Available records
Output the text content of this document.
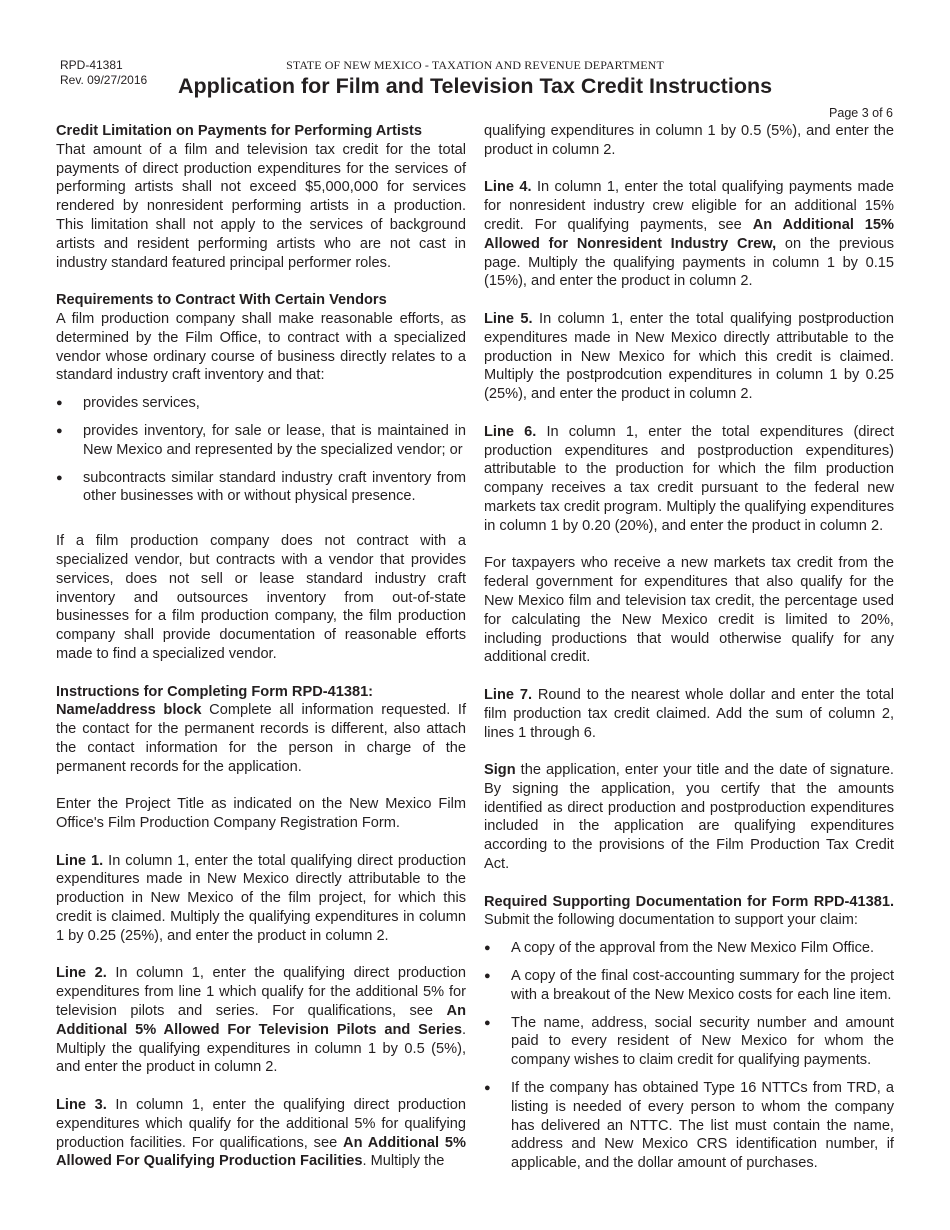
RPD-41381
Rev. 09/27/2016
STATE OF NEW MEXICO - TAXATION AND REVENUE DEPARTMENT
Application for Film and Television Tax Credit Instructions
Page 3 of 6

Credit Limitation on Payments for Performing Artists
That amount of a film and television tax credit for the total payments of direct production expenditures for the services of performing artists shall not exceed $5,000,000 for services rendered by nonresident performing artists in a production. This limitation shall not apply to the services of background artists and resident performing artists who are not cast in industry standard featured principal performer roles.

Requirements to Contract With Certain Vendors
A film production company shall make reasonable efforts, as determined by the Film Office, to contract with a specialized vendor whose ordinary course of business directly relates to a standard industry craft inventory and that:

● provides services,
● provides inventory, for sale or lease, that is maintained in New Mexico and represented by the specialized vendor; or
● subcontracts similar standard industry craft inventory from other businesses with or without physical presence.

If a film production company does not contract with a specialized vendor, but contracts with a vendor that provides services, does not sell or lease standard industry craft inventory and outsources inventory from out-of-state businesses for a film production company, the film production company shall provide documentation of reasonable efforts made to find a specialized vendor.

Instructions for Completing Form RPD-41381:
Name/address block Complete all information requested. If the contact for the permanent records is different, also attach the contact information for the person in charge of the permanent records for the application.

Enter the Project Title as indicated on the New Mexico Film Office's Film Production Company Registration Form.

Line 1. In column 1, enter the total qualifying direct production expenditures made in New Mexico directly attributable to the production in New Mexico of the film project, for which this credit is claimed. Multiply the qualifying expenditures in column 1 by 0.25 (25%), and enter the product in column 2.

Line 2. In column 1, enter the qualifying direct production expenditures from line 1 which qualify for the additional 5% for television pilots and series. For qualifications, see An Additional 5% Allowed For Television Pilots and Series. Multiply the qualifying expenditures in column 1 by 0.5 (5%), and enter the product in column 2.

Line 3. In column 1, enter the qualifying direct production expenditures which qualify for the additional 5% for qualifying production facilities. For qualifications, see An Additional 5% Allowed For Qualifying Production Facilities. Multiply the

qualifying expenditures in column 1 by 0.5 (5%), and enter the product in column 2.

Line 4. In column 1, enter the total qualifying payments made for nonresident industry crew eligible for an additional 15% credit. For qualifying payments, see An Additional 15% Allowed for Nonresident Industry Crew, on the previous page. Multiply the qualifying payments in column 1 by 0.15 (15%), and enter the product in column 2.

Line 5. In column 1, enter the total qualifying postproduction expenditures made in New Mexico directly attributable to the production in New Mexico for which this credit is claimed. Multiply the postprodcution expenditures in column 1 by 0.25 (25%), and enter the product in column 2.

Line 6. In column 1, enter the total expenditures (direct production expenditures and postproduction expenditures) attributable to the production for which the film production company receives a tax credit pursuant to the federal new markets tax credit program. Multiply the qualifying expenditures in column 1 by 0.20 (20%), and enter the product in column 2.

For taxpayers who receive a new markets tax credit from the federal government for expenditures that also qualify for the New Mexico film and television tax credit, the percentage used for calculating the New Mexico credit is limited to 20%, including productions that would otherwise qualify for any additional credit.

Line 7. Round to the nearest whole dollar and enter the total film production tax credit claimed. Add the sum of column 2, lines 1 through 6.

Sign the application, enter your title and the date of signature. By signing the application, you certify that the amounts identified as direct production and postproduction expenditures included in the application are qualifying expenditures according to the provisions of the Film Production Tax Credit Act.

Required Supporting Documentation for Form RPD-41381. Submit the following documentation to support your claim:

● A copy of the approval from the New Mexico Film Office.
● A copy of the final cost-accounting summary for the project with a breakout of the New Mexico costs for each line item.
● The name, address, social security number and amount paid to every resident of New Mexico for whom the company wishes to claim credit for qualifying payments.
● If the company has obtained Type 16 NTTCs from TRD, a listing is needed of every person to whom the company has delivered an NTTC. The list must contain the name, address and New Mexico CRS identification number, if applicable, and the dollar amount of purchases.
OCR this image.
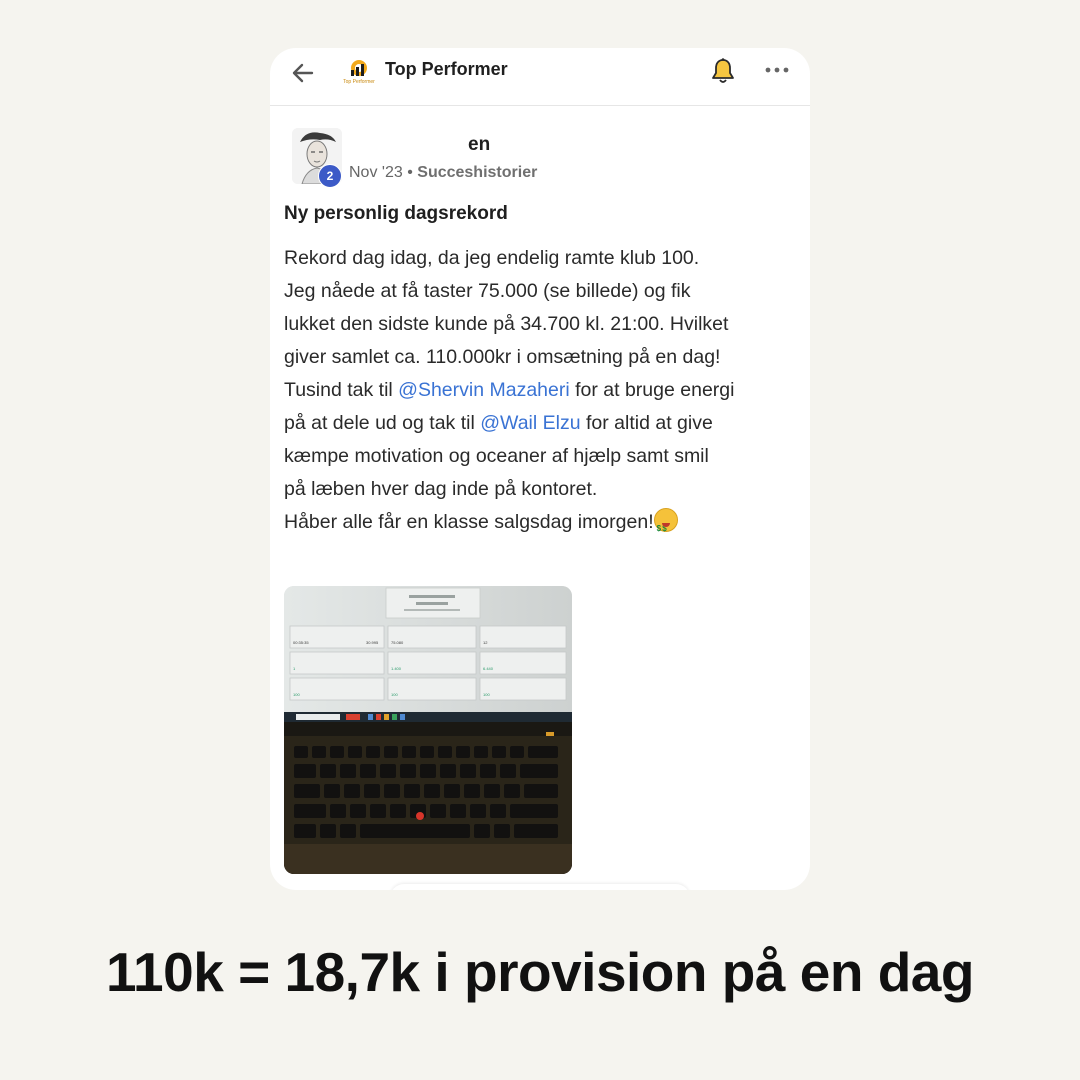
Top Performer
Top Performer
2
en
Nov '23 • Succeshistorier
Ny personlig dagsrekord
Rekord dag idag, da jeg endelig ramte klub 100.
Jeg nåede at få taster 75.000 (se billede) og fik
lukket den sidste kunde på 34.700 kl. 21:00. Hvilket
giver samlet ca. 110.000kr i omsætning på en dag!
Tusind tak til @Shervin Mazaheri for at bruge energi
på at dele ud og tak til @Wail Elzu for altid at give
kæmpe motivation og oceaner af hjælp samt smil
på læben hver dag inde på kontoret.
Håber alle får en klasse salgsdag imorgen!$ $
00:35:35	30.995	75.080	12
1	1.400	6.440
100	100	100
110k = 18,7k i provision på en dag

What you are asked to do
Give again the lines from the line that contains "OCR this image." through the last line of the material above, exactly and with both ends included. Omit the pictures.

Response to the task
OCR this image.
Top Performer
Top Performer
2
en
Nov '23 • Succeshistorier
Ny personlig dagsrekord
Rekord dag idag, da jeg endelig ramte klub 100.
Jeg nåede at få taster 75.000 (se billede) og fik
lukket den sidste kunde på 34.700 kl. 21:00. Hvilket
giver samlet ca. 110.000kr i omsætning på en dag!
Tusind tak til @Shervin Mazaheri for at bruge energi
på at dele ud og tak til @Wail Elzu for altid at give
kæmpe motivation og oceaner af hjælp samt smil
på læben hver dag inde på kontoret.
Håber alle får en klasse salgsdag imorgen!$ $
00:35:35	30.995	75.080	12
1	1.400	6.440
100	100	100
110k = 18,7k i provision på en dag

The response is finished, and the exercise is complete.